YOUR TASK: Keep only the lines of the data below that contain "zwolnień", and copy them.

━━━━━━━━━━━━━━━━━━━━━━━━━━━━━━

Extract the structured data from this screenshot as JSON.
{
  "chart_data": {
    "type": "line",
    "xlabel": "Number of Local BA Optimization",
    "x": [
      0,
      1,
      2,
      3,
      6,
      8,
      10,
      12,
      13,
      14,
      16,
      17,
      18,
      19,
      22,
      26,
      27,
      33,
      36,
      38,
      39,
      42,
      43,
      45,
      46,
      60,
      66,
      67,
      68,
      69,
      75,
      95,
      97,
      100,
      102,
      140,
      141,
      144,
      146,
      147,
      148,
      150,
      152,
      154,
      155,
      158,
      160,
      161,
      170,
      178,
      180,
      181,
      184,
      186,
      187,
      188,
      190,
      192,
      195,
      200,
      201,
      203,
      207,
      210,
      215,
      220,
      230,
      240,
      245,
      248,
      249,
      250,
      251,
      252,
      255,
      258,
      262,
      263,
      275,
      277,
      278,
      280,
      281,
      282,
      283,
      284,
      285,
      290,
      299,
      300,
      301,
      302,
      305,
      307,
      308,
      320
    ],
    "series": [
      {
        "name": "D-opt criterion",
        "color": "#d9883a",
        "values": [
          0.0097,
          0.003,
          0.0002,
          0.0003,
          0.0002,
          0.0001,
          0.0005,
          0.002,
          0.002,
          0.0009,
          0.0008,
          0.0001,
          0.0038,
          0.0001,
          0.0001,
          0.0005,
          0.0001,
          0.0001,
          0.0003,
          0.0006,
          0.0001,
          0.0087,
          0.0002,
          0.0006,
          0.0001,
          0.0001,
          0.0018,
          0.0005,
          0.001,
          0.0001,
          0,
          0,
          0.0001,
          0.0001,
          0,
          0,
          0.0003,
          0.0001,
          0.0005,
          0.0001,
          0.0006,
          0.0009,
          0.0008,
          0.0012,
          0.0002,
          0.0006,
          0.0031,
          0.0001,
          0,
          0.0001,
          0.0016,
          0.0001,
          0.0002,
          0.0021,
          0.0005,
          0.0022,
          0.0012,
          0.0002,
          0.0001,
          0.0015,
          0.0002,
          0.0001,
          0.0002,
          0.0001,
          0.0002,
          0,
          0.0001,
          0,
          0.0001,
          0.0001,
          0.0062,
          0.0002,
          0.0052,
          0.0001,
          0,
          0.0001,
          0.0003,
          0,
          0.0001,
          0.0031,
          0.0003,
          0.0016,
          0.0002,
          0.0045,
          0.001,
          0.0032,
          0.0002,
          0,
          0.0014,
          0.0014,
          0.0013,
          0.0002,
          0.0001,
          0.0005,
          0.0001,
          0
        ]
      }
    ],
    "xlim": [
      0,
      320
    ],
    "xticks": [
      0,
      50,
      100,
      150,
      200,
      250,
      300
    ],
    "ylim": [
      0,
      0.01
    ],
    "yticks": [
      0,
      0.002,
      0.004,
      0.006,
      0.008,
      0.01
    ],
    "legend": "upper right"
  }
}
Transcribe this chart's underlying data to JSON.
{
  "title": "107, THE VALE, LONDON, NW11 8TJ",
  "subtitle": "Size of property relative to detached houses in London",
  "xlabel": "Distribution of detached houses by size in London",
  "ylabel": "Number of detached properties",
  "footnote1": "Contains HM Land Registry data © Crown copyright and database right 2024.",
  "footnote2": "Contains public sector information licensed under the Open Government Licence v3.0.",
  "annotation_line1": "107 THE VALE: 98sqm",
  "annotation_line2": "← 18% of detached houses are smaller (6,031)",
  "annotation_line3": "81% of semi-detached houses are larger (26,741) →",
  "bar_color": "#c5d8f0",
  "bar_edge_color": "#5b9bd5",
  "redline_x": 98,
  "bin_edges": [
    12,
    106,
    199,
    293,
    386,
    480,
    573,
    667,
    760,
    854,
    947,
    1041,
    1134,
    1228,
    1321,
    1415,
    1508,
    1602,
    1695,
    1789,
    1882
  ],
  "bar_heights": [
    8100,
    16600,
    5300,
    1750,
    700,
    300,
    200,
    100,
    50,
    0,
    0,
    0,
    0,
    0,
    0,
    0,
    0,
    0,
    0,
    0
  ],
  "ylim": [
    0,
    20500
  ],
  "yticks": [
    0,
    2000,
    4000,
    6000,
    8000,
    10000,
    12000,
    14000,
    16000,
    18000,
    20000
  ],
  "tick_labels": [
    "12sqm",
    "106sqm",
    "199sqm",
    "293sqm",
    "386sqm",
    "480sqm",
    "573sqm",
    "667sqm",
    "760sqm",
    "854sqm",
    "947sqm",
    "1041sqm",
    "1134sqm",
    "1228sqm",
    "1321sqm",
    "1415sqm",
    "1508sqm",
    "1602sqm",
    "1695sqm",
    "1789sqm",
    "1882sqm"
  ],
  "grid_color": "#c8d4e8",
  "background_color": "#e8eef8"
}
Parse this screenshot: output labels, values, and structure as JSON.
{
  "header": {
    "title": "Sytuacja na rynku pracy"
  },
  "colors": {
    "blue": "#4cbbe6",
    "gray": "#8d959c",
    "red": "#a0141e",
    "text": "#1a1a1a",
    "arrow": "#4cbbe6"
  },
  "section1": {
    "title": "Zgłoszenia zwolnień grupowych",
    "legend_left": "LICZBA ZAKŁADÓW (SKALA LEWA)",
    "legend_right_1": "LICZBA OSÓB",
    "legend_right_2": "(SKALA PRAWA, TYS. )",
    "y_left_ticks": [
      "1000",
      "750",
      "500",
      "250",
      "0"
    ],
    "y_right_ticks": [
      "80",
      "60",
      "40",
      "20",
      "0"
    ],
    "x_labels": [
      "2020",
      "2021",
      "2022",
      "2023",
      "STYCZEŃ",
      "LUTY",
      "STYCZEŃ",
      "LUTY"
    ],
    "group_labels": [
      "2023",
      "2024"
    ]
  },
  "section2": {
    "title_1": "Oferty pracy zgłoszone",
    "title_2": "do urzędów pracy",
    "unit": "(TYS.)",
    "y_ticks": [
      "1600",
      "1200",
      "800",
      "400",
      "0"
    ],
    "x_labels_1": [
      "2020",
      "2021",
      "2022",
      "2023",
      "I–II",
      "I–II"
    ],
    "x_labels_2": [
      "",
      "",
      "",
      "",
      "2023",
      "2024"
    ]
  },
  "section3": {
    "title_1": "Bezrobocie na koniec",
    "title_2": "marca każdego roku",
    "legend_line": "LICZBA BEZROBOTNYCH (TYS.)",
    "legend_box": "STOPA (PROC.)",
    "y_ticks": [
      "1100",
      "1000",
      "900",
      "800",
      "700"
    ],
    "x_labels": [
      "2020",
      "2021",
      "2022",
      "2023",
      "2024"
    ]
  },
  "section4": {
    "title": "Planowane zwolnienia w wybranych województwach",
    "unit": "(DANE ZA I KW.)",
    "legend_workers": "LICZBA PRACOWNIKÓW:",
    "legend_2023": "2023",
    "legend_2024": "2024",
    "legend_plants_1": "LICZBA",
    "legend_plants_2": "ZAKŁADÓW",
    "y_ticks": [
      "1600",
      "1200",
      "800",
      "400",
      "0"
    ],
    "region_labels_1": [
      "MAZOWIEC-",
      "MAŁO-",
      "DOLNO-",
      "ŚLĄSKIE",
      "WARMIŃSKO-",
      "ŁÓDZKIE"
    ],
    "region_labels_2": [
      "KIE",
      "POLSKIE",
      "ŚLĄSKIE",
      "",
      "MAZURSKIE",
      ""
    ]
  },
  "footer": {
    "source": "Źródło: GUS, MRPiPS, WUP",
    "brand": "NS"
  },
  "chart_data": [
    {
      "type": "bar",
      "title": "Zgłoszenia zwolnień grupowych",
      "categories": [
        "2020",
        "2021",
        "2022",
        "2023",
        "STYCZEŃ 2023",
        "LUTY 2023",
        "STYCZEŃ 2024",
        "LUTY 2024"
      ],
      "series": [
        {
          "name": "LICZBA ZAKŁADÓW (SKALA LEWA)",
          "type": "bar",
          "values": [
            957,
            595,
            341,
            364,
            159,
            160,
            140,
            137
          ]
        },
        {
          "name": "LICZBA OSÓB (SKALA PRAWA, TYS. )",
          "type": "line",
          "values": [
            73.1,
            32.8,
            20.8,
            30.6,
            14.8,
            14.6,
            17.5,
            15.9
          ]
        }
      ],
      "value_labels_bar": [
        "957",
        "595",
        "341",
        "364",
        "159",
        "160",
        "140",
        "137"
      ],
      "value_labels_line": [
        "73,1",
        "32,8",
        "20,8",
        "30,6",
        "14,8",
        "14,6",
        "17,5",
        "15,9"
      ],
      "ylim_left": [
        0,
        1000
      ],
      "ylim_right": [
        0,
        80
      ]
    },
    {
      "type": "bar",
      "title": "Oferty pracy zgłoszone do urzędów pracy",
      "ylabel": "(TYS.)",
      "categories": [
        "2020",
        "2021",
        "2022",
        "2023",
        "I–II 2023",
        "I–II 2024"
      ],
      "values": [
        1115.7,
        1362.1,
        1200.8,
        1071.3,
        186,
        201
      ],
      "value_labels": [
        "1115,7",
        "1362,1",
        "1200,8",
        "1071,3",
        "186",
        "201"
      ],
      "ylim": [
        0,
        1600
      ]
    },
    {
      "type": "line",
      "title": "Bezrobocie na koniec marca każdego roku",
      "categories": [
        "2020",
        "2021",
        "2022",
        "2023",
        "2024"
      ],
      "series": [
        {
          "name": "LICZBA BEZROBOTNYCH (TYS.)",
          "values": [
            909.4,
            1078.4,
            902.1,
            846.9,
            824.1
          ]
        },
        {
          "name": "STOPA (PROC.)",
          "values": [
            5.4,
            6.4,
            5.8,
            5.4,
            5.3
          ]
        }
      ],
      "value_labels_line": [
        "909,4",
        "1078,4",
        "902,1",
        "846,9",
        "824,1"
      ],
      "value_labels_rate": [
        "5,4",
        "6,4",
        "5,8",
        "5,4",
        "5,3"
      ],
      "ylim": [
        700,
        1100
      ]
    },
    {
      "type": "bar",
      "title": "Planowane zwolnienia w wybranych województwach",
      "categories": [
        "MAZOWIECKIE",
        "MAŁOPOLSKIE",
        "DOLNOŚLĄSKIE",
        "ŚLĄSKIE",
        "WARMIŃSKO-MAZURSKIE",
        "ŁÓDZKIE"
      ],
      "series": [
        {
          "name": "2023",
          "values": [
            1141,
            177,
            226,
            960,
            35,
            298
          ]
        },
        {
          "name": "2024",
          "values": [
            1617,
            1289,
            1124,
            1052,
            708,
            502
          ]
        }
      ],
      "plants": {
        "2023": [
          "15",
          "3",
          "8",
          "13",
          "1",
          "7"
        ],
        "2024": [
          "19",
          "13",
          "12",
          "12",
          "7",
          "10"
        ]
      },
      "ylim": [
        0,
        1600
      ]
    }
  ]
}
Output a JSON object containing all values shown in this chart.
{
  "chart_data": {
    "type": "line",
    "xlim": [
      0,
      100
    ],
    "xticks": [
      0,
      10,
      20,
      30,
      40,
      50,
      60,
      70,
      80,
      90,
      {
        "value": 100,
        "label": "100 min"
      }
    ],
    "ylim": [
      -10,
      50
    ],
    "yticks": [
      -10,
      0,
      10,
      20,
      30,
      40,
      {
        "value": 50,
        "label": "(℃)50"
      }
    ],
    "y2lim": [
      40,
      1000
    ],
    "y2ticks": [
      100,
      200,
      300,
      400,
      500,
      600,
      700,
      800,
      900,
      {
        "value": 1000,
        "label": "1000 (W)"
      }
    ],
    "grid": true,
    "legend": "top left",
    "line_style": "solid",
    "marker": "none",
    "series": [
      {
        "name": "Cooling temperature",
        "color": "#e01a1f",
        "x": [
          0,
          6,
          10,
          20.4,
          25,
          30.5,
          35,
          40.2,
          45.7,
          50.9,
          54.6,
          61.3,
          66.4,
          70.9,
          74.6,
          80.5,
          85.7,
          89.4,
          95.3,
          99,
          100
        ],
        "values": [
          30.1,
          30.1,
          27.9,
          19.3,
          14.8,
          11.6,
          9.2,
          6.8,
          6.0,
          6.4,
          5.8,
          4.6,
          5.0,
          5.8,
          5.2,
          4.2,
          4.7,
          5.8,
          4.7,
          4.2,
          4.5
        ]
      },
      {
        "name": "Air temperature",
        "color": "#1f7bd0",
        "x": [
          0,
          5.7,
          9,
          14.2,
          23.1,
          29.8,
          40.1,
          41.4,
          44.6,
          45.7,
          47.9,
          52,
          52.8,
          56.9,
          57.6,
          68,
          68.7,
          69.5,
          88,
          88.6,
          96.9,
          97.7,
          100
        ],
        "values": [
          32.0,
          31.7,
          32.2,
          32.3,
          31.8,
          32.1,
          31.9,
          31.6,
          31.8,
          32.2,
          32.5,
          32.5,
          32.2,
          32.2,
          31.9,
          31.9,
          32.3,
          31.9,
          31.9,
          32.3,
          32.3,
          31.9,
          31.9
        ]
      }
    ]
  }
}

━━━━━━━━━━━━━━━━━━━━━━━━━━━━━━

SOLVED EXERCISE:
    "title": "Zgłoszenia zwolnień grupowych",
      "title": "Zgłoszenia zwolnień grupowych",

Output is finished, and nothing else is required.